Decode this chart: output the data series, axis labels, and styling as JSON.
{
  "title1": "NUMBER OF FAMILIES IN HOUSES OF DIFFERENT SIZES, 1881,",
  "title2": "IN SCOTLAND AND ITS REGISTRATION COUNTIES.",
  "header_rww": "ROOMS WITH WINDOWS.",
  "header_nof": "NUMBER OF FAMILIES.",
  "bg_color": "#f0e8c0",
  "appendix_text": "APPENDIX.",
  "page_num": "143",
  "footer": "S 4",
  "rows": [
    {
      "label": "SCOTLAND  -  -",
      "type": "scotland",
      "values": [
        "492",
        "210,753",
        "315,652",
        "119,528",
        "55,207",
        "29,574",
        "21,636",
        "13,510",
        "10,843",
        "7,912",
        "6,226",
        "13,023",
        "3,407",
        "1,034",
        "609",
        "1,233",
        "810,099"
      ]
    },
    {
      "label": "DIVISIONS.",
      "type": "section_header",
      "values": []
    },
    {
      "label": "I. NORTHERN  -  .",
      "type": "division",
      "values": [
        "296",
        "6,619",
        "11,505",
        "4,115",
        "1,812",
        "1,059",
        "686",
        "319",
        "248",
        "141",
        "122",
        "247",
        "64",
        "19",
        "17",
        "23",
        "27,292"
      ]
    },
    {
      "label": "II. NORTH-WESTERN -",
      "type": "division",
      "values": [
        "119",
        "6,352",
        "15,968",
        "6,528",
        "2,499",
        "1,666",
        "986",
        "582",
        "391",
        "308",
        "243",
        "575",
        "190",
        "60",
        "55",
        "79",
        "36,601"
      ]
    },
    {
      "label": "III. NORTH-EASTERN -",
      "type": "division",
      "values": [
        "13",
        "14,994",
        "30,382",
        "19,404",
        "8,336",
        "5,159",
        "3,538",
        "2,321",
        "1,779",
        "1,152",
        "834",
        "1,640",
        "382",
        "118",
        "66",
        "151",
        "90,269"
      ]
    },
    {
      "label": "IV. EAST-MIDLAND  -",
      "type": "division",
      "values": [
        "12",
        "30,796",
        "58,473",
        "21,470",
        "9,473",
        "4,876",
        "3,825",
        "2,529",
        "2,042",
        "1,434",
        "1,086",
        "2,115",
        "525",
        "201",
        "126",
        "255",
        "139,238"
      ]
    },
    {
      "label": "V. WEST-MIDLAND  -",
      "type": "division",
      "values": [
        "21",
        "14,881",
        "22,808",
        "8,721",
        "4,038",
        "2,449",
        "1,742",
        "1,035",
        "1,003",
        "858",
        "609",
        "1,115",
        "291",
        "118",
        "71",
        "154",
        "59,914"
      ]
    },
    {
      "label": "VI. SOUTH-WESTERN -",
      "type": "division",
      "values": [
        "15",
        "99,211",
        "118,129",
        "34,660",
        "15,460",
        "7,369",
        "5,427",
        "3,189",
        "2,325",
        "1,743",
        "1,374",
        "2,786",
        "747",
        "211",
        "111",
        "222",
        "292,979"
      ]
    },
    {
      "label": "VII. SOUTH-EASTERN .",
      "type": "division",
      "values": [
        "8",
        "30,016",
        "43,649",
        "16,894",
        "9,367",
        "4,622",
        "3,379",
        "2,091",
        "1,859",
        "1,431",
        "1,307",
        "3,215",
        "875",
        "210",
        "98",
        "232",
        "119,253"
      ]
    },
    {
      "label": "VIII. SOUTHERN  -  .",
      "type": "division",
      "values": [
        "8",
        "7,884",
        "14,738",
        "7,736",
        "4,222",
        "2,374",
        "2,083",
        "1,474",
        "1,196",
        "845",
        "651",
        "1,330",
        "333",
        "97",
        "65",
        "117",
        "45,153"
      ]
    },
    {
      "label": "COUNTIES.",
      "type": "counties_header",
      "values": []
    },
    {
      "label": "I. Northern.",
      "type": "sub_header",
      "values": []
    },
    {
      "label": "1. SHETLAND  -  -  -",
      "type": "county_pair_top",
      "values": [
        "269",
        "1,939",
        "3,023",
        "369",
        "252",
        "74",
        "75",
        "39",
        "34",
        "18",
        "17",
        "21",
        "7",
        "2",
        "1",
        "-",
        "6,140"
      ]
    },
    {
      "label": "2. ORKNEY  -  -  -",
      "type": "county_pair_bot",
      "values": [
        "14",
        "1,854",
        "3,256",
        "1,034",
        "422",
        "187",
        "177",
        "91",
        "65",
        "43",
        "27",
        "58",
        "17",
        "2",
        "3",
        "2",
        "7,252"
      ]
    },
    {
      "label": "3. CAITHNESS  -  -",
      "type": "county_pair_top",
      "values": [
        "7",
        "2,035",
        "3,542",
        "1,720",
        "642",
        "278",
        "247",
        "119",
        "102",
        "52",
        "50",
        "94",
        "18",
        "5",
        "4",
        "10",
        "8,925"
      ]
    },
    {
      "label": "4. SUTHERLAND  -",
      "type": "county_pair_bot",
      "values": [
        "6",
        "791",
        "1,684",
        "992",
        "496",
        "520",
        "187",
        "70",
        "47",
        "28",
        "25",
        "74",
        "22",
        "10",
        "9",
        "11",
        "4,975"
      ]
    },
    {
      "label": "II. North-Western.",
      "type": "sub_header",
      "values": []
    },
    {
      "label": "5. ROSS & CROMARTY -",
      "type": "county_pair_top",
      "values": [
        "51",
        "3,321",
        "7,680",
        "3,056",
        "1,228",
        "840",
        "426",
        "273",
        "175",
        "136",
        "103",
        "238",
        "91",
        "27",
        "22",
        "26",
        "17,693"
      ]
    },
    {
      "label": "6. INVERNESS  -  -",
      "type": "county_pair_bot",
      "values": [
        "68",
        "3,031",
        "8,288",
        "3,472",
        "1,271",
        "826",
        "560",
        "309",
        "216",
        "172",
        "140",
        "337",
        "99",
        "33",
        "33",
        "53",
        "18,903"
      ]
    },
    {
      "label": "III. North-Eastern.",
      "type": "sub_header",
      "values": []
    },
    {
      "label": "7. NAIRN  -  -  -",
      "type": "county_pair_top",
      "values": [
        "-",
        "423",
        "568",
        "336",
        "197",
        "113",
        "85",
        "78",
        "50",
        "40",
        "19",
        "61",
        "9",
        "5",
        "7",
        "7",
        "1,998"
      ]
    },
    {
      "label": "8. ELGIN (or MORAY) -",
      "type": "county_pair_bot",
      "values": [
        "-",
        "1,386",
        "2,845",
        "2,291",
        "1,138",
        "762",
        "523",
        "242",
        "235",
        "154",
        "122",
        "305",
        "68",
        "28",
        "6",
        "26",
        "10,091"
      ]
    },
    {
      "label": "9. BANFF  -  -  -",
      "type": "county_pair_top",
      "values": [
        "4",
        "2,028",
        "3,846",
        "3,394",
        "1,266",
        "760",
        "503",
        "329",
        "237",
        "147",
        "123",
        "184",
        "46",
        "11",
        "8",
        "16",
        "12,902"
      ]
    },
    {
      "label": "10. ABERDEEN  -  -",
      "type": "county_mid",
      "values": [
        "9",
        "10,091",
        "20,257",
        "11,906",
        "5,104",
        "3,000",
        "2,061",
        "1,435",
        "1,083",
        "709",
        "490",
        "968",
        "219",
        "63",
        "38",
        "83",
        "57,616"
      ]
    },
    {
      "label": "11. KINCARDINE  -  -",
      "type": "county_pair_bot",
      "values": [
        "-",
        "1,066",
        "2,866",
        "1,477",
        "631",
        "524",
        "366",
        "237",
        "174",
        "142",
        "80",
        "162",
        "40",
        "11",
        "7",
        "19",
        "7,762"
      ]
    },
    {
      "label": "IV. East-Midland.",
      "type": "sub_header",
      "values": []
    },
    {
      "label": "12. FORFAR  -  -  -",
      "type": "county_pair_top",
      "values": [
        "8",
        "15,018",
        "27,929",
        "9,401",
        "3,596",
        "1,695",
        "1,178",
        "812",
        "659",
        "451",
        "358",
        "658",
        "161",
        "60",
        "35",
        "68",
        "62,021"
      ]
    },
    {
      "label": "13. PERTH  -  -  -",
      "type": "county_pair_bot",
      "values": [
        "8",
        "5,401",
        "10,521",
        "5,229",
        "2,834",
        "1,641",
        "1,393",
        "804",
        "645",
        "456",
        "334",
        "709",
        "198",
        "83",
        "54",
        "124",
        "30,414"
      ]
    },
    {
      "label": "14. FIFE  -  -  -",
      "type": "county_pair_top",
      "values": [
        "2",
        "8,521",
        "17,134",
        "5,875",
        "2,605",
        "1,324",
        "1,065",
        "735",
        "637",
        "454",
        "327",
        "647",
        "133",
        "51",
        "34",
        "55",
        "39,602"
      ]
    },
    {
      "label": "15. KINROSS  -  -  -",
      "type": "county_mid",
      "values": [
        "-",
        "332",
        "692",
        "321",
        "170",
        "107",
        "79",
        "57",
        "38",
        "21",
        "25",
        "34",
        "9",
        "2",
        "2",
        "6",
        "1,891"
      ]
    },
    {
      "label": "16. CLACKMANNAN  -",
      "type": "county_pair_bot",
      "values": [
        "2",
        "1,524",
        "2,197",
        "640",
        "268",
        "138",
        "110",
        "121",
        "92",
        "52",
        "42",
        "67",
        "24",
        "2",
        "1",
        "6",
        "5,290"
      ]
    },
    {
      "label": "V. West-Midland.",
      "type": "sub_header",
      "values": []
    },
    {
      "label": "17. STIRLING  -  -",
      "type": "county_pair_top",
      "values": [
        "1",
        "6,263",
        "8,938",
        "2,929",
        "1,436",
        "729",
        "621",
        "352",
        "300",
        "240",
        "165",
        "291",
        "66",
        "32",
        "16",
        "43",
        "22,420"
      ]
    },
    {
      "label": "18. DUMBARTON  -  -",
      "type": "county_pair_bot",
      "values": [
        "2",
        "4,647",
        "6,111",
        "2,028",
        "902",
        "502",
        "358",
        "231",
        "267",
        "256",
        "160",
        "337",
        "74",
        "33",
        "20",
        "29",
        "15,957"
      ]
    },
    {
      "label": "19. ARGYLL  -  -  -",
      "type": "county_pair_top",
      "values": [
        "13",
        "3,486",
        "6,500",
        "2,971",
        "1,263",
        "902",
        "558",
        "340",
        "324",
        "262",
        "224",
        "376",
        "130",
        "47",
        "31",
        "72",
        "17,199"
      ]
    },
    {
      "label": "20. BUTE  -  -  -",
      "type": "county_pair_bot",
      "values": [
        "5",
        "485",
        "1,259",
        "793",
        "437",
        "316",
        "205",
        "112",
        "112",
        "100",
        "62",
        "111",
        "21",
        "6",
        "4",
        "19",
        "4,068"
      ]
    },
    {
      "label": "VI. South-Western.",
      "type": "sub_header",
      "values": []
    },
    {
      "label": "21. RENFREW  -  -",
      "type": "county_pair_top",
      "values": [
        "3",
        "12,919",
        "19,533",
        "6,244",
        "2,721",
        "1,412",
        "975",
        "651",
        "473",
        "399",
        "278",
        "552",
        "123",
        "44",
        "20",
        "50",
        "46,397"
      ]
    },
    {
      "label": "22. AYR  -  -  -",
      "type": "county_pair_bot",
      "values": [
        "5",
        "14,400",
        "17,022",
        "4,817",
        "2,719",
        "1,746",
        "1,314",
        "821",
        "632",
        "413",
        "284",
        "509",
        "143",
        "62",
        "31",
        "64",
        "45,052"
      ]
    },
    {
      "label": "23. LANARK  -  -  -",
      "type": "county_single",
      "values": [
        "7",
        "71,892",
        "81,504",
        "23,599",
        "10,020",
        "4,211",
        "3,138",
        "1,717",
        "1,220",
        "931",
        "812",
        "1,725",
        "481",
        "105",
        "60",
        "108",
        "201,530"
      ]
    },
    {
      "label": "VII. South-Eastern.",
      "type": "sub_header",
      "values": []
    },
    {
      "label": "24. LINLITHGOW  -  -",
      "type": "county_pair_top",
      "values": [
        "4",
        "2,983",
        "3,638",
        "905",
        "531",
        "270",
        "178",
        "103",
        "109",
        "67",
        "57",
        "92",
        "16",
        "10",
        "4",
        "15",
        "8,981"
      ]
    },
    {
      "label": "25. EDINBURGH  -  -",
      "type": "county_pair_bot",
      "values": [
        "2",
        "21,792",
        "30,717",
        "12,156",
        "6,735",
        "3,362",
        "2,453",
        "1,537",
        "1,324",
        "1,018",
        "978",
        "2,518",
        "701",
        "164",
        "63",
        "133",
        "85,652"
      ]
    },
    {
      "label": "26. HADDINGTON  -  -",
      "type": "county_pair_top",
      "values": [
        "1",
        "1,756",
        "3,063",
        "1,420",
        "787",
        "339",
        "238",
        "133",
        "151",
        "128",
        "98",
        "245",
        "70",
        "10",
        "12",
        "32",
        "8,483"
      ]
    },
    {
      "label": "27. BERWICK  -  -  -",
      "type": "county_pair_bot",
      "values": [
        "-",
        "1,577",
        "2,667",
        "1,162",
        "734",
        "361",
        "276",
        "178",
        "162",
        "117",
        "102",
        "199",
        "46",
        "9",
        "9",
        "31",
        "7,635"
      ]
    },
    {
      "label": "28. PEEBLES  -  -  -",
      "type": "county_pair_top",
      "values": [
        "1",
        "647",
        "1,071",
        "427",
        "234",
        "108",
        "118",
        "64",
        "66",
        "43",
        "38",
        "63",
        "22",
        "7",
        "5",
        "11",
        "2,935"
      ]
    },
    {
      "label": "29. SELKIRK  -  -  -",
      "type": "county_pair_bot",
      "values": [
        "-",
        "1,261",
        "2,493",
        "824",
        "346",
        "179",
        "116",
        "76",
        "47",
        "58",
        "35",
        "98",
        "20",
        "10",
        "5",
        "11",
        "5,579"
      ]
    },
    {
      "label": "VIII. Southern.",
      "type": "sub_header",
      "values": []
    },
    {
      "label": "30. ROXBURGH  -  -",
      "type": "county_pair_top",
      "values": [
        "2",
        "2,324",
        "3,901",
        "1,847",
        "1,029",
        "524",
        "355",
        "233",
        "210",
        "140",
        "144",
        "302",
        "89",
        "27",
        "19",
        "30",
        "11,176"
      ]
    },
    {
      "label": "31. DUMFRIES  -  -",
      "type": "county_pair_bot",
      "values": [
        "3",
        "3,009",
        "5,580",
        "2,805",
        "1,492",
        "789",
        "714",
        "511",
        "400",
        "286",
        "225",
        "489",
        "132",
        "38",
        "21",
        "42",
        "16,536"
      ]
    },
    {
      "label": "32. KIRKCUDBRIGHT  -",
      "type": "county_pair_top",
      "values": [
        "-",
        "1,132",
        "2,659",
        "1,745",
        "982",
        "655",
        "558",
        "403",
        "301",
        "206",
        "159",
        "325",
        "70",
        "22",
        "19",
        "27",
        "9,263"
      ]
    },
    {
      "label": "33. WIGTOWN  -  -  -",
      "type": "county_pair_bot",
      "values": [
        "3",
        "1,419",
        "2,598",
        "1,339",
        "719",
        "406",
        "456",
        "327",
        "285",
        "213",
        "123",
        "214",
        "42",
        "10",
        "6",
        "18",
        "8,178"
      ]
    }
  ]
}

.....

Among the lines of the material, find those that hold the word "NUMBER" and copy them.

  "title1": "NUMBER OF FAMILIES IN HOUSES OF DIFFERENT SIZES, 1881,",
  "header_nof": "NUMBER OF FAMILIES.",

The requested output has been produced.